TASK OBJECTIVE ▸
Repeat exactly the stretch of lines that starts with the one containing "Decode this image" and ends with the last line of the material. Leave out pictures.

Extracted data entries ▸

- - -

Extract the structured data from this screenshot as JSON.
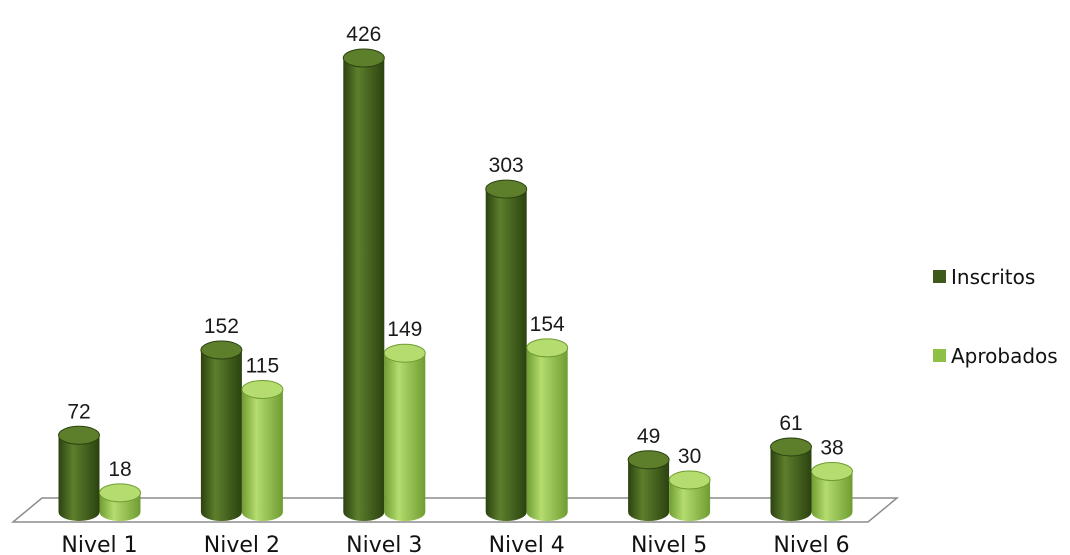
{
  "chart_data": {
    "type": "bar",
    "categories": [
      "Nivel 1",
      "Nivel 2",
      "Nivel 3",
      "Nivel 4",
      "Nivel 5",
      "Nivel 6"
    ],
    "series": [
      {
        "name": "Inscritos",
        "values": [
          72,
          152,
          426,
          303,
          49,
          61
        ],
        "color": "#3d5a1a",
        "color_light": "#5d7f2c",
        "color_dark": "#2b4210"
      },
      {
        "name": "Aprobados",
        "values": [
          18,
          115,
          149,
          154,
          30,
          38
        ],
        "color": "#8fbf45",
        "color_light": "#b4dc6e",
        "color_dark": "#6f9c32"
      }
    ],
    "title": "",
    "xlabel": "",
    "ylabel": "",
    "ylim": [
      0,
      426
    ],
    "grid": false,
    "legend": "right",
    "data_labels": true,
    "style": "3d-cylinder"
  }
}
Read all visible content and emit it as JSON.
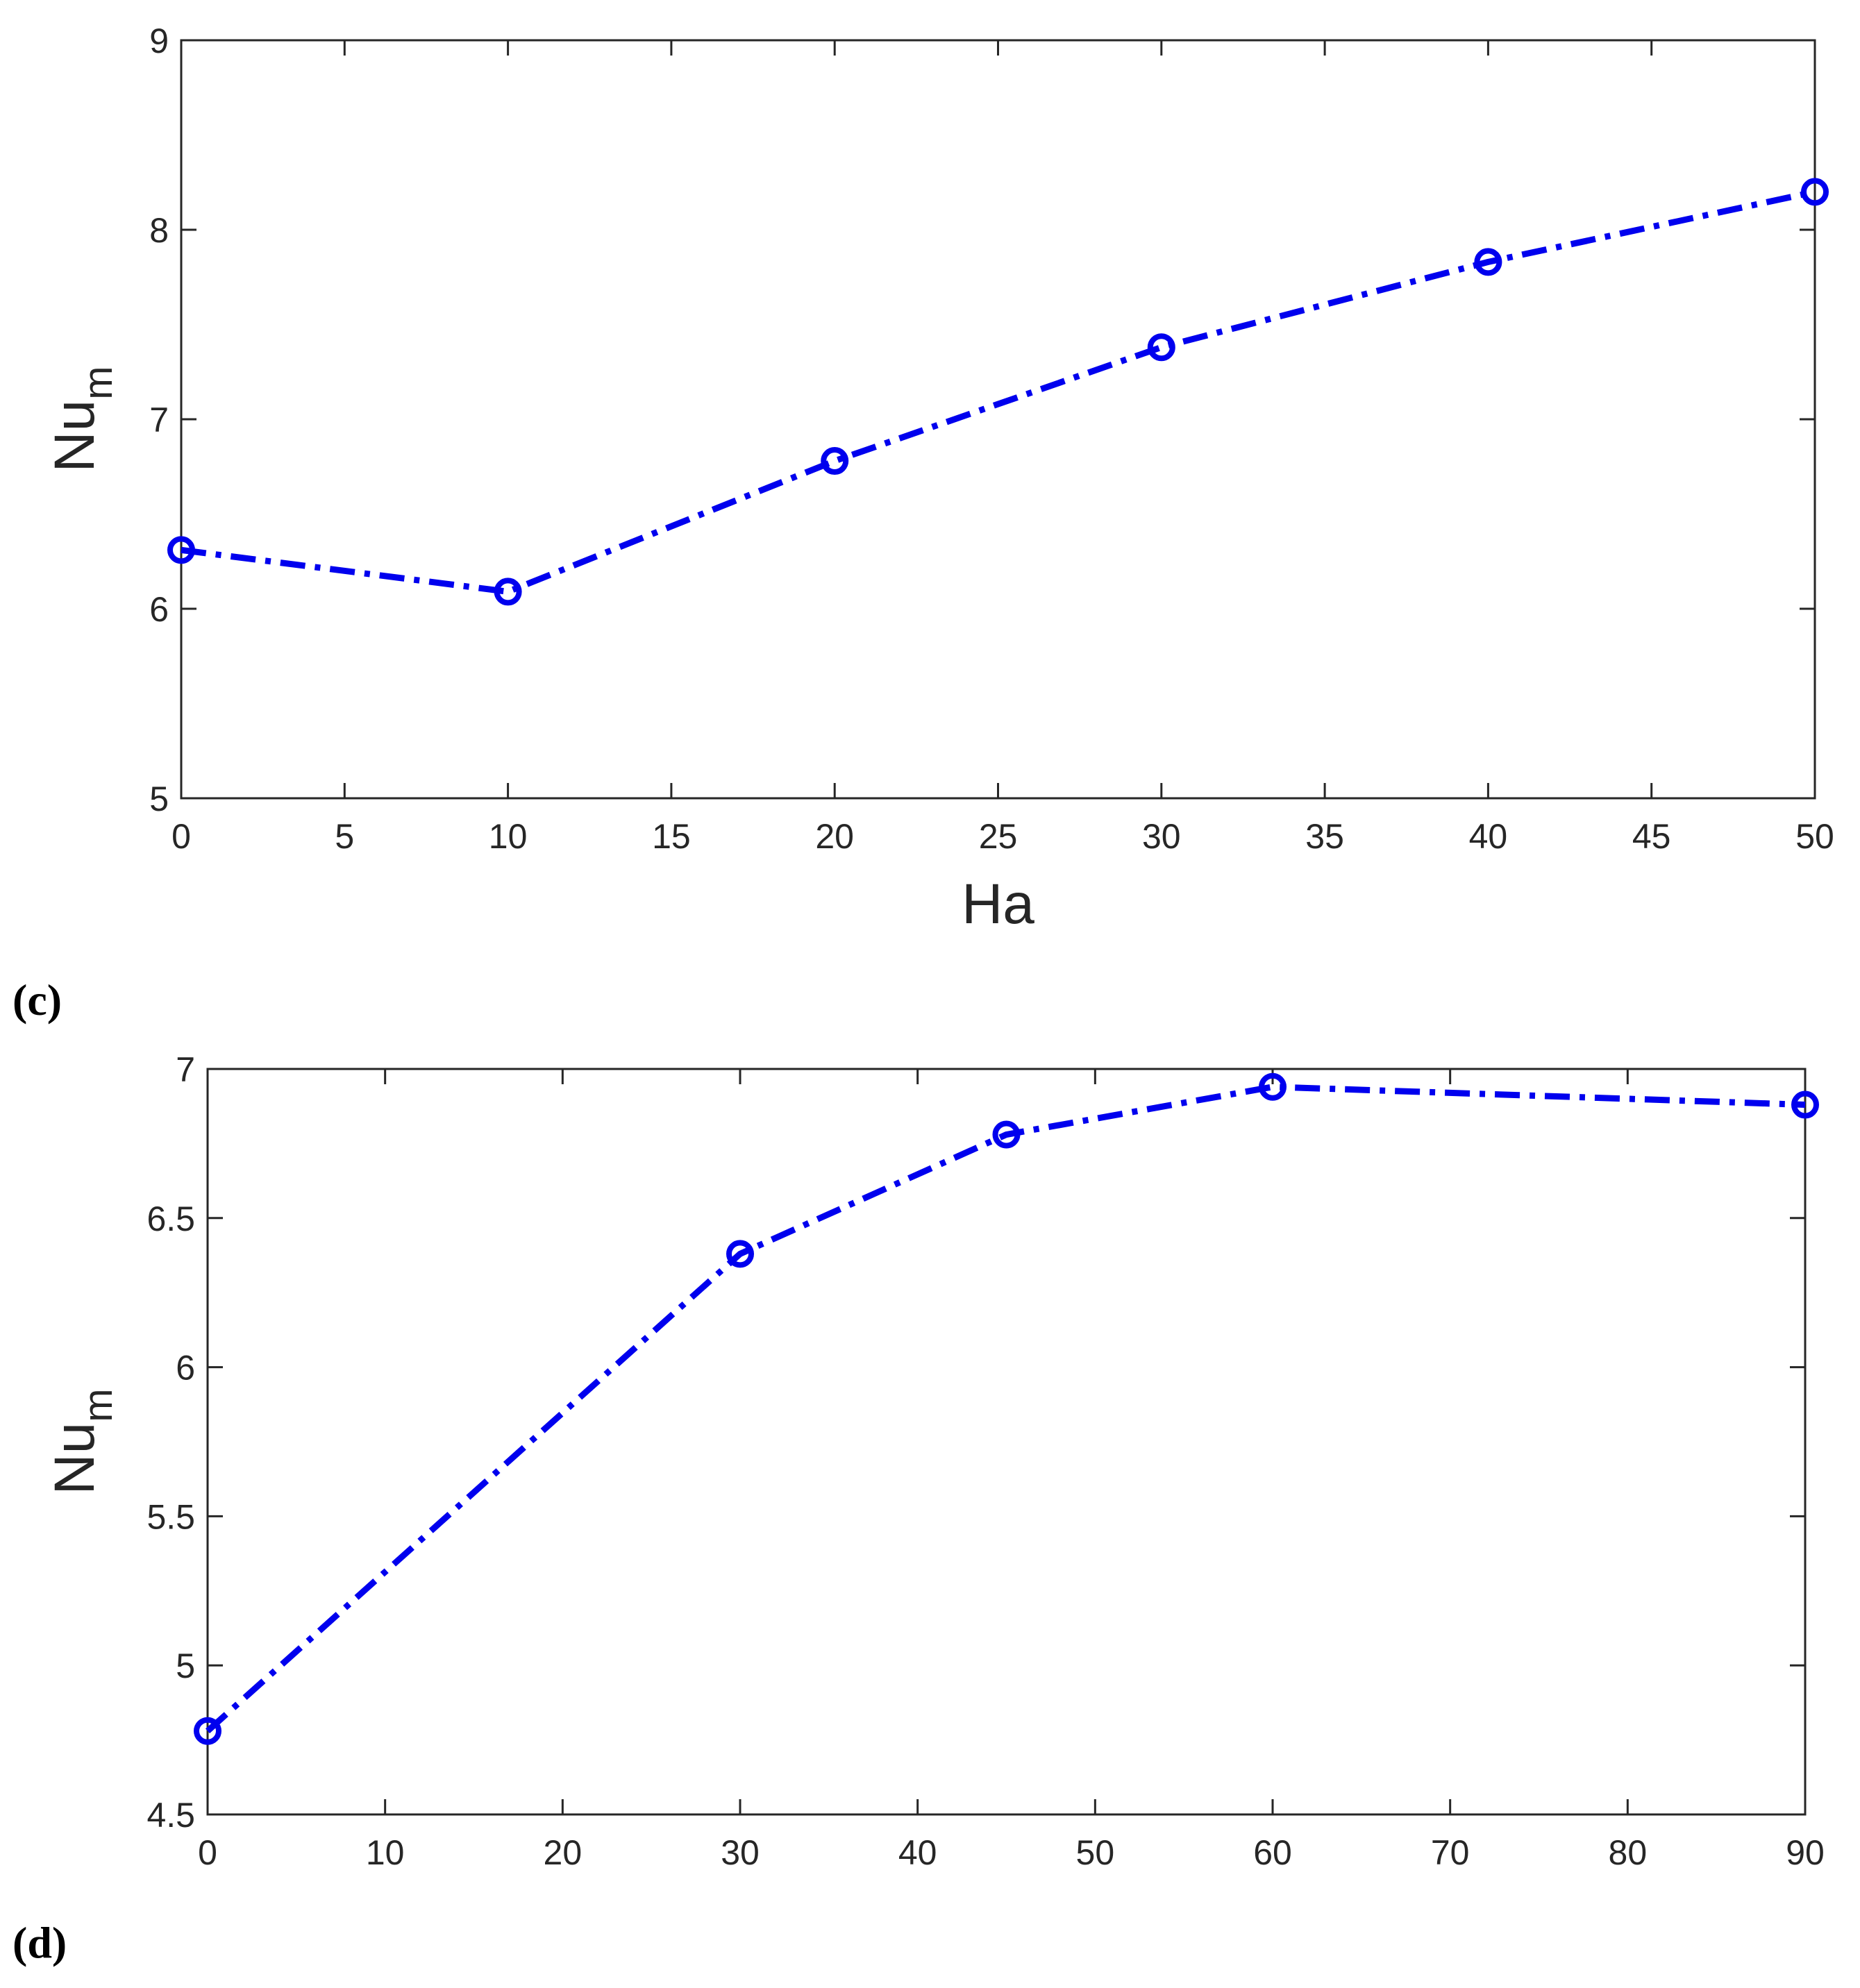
{
  "colors": {
    "series": "#0000ee",
    "axes": "#262626",
    "background": "#ffffff"
  },
  "chart_data": [
    {
      "type": "line",
      "panel_label": "(c)",
      "xlabel": "Ha",
      "ylabel": "Nu",
      "ylabel_subscript": "m",
      "xlim": [
        0,
        50
      ],
      "ylim": [
        5,
        9
      ],
      "xticks": [
        0,
        5,
        10,
        15,
        20,
        25,
        30,
        35,
        40,
        45,
        50
      ],
      "yticks": [
        5,
        6,
        7,
        8,
        9
      ],
      "grid": false,
      "line_style": "dash-dot",
      "marker": "circle",
      "series": [
        {
          "x": [
            0,
            10,
            20,
            30,
            40,
            50
          ],
          "values": [
            6.31,
            6.09,
            6.78,
            7.38,
            7.83,
            8.2
          ]
        }
      ]
    },
    {
      "type": "line",
      "panel_label": "(d)",
      "xlabel": "",
      "ylabel": "Nu",
      "ylabel_subscript": "m",
      "xlim": [
        0,
        90
      ],
      "ylim": [
        4.5,
        7
      ],
      "xticks": [
        0,
        10,
        20,
        30,
        40,
        50,
        60,
        70,
        80,
        90
      ],
      "yticks": [
        4.5,
        5,
        5.5,
        6,
        6.5,
        7
      ],
      "grid": false,
      "line_style": "dash-dot",
      "marker": "circle",
      "series": [
        {
          "x": [
            0,
            30,
            45,
            60,
            90
          ],
          "values": [
            4.78,
            6.38,
            6.78,
            6.94,
            6.88
          ]
        }
      ]
    }
  ]
}
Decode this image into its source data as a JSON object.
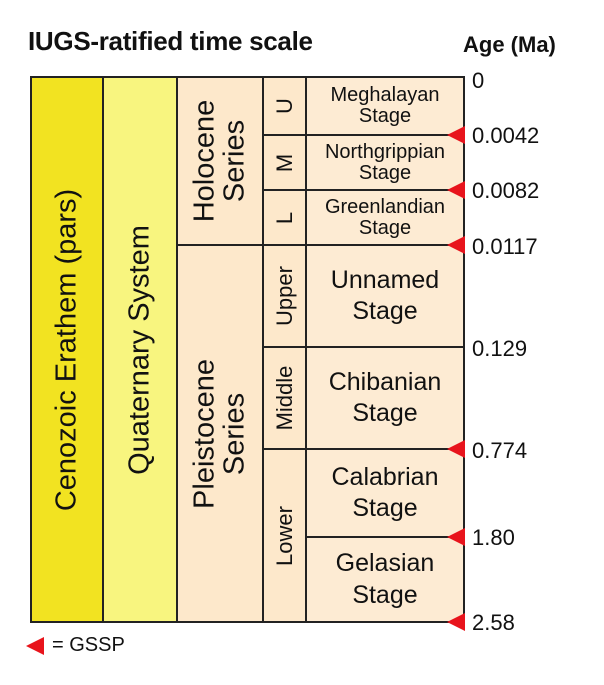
{
  "header": {
    "title": "IUGS-ratified time scale",
    "age_label": "Age (Ma)"
  },
  "units": {
    "erathem": "Cenozoic Erathem (pars)",
    "system": "Quaternary System",
    "holocene": {
      "line1": "Holocene",
      "line2": "Series"
    },
    "pleistocene": {
      "line1": "Pleistocene",
      "line2": "Series"
    }
  },
  "subseries": {
    "u": "U",
    "m": "M",
    "l": "L",
    "upper": "Upper",
    "middle": "Middle",
    "lower": "Lower"
  },
  "stages": {
    "meghalayan": {
      "line1": "Meghalayan",
      "line2": "Stage"
    },
    "northgrippian": {
      "line1": "Northgrippian",
      "line2": "Stage"
    },
    "greenlandian": {
      "line1": "Greenlandian",
      "line2": "Stage"
    },
    "unnamed": {
      "line1": "Unnamed",
      "line2": "Stage"
    },
    "chibanian": {
      "line1": "Chibanian",
      "line2": "Stage"
    },
    "calabrian": {
      "line1": "Calabrian",
      "line2": "Stage"
    },
    "gelasian": {
      "line1": "Gelasian",
      "line2": "Stage"
    }
  },
  "ages": [
    "0",
    "0.0042",
    "0.0082",
    "0.0117",
    "0.129",
    "0.774",
    "1.80",
    "2.58"
  ],
  "legend": {
    "text": "= GSSP"
  },
  "colors": {
    "erathem": "#f2e321",
    "system": "#f8f57f",
    "series": "#fde8cb",
    "stage": "#fdebd3",
    "gssp": "#e8141c"
  }
}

- - -

RIGHT ANSWER ▸
Decode this image into its source data as a JSON object.
{
  "header": {
    "title": "IUGS-ratified time scale",
    "age_label": "Age (Ma)"
  },
  "units": {
    "erathem": "Cenozoic Erathem (pars)",
    "system": "Quaternary System",
    "holocene": {
      "line1": "Holocene",
      "line2": "Series"
    },
    "pleistocene": {
      "line1": "Pleistocene",
      "line2": "Series"
    }
  },
  "subseries": {
    "u": "U",
    "m": "M",
    "l": "L",
    "upper": "Upper",
    "middle": "Middle",
    "lower": "Lower"
  },
  "stages": {
    "meghalayan": {
      "line1": "Meghalayan",
      "line2": "Stage"
    },
    "northgrippian": {
      "line1": "Northgrippian",
      "line2": "Stage"
    },
    "greenlandian": {
      "line1": "Greenlandian",
      "line2": "Stage"
    },
    "unnamed": {
      "line1": "Unnamed",
      "line2": "Stage"
    },
    "chibanian": {
      "line1": "Chibanian",
      "line2": "Stage"
    },
    "calabrian": {
      "line1": "Calabrian",
      "line2": "Stage"
    },
    "gelasian": {
      "line1": "Gelasian",
      "line2": "Stage"
    }
  },
  "ages": [
    "0",
    "0.0042",
    "0.0082",
    "0.0117",
    "0.129",
    "0.774",
    "1.80",
    "2.58"
  ],
  "legend": {
    "text": "= GSSP"
  },
  "colors": {
    "erathem": "#f2e321",
    "system": "#f8f57f",
    "series": "#fde8cb",
    "stage": "#fdebd3",
    "gssp": "#e8141c"
  }
}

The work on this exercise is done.